**What the task requires**
Report the count of lines that carry the string "funktioniert", and add nothing.

A run of records:
_ _ _ _

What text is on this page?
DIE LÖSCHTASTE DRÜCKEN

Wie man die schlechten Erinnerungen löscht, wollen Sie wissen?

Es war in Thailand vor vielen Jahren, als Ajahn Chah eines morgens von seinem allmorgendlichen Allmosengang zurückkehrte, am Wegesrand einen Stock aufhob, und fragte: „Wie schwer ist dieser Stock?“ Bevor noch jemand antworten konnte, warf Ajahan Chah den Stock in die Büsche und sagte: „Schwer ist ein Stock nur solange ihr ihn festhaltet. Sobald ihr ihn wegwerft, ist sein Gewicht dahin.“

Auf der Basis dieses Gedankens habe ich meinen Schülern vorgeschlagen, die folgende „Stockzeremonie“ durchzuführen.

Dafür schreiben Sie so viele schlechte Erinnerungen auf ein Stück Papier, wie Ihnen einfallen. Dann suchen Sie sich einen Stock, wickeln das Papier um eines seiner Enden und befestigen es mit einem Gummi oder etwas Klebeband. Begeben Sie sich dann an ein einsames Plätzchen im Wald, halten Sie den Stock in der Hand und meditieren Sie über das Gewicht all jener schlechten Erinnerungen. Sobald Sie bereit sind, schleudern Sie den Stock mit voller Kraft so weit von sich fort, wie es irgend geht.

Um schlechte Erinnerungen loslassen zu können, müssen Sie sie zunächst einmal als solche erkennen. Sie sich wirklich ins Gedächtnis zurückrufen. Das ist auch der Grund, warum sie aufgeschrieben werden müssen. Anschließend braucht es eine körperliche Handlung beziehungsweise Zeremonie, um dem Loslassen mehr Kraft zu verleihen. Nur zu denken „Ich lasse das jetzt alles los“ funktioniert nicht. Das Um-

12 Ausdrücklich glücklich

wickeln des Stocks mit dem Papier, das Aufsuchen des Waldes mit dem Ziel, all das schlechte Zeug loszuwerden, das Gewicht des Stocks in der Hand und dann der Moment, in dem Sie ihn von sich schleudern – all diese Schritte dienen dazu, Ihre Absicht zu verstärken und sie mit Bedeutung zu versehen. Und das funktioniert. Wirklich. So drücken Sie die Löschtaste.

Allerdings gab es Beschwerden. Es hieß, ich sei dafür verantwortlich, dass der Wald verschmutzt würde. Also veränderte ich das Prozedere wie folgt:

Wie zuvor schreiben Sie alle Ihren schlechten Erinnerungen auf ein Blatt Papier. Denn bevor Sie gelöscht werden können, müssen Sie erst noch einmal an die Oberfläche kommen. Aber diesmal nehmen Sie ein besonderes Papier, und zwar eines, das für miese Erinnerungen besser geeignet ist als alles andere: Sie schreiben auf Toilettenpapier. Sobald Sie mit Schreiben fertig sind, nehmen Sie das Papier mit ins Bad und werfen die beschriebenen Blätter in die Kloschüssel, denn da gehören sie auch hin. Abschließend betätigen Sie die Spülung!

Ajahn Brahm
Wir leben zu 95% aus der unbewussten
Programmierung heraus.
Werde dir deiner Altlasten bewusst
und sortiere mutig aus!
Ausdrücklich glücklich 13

_ _ _ _

**Expected output**
2